_What is asked:_ Write down every entry below once more, exactly.

_Records supplied:_
- - -

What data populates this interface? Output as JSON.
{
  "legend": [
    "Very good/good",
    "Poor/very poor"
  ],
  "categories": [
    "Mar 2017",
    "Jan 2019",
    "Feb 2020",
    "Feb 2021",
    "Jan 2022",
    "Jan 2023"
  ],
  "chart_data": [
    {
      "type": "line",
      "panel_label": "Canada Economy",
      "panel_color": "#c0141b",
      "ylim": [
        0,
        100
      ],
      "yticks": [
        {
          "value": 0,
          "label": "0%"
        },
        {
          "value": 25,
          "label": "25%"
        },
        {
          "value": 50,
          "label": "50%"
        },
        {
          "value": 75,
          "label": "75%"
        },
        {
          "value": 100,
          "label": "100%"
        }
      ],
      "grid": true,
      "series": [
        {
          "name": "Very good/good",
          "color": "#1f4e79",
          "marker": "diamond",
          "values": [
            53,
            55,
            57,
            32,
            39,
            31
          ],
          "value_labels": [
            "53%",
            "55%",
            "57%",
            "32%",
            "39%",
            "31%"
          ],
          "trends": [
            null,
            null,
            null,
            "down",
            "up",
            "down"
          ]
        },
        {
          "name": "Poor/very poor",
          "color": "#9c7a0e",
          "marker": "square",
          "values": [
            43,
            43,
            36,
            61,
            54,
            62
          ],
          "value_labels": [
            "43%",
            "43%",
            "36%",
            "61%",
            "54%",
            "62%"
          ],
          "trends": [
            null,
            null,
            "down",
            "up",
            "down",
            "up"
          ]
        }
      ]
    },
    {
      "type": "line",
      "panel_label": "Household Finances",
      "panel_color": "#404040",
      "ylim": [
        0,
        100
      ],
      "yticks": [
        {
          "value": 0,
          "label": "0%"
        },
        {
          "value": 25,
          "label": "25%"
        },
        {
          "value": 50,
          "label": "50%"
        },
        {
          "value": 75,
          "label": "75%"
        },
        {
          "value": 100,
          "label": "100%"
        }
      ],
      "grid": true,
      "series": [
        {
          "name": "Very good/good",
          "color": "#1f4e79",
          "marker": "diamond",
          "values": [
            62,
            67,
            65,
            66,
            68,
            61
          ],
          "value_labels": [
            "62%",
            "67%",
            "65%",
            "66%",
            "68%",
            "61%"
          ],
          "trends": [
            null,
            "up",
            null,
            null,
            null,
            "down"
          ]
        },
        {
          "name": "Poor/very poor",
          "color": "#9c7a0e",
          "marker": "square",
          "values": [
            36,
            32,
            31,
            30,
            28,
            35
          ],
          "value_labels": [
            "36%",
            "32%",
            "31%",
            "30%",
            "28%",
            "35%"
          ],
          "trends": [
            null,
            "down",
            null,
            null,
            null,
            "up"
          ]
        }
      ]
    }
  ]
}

- - -

_Answer below:_
What data populates this interface? Output as JSON.
{
  "legend": [
    "Very good/good",
    "Poor/very poor"
  ],
  "categories": [
    "Mar 2017",
    "Jan 2019",
    "Feb 2020",
    "Feb 2021",
    "Jan 2022",
    "Jan 2023"
  ],
  "chart_data": [
    {
      "type": "line",
      "panel_label": "Canada Economy",
      "panel_color": "#c0141b",
      "ylim": [
        0,
        100
      ],
      "yticks": [
        {
          "value": 0,
          "label": "0%"
        },
        {
          "value": 25,
          "label": "25%"
        },
        {
          "value": 50,
          "label": "50%"
        },
        {
          "value": 75,
          "label": "75%"
        },
        {
          "value": 100,
          "label": "100%"
        }
      ],
      "grid": true,
      "series": [
        {
          "name": "Very good/good",
          "color": "#1f4e79",
          "marker": "diamond",
          "values": [
            53,
            55,
            57,
            32,
            39,
            31
          ],
          "value_labels": [
            "53%",
            "55%",
            "57%",
            "32%",
            "39%",
            "31%"
          ],
          "trends": [
            null,
            null,
            null,
            "down",
            "up",
            "down"
          ]
        },
        {
          "name": "Poor/very poor",
          "color": "#9c7a0e",
          "marker": "square",
          "values": [
            43,
            43,
            36,
            61,
            54,
            62
          ],
          "value_labels": [
            "43%",
            "43%",
            "36%",
            "61%",
            "54%",
            "62%"
          ],
          "trends": [
            null,
            null,
            "down",
            "up",
            "down",
            "up"
          ]
        }
      ]
    },
    {
      "type": "line",
      "panel_label": "Household Finances",
      "panel_color": "#404040",
      "ylim": [
        0,
        100
      ],
      "yticks": [
        {
          "value": 0,
          "label": "0%"
        },
        {
          "value": 25,
          "label": "25%"
        },
        {
          "value": 50,
          "label": "50%"
        },
        {
          "value": 75,
          "label": "75%"
        },
        {
          "value": 100,
          "label": "100%"
        }
      ],
      "grid": true,
      "series": [
        {
          "name": "Very good/good",
          "color": "#1f4e79",
          "marker": "diamond",
          "values": [
            62,
            67,
            65,
            66,
            68,
            61
          ],
          "value_labels": [
            "62%",
            "67%",
            "65%",
            "66%",
            "68%",
            "61%"
          ],
          "trends": [
            null,
            "up",
            null,
            null,
            null,
            "down"
          ]
        },
        {
          "name": "Poor/very poor",
          "color": "#9c7a0e",
          "marker": "square",
          "values": [
            36,
            32,
            31,
            30,
            28,
            35
          ],
          "value_labels": [
            "36%",
            "32%",
            "31%",
            "30%",
            "28%",
            "35%"
          ],
          "trends": [
            null,
            "down",
            null,
            null,
            null,
            "up"
          ]
        }
      ]
    }
  ]
}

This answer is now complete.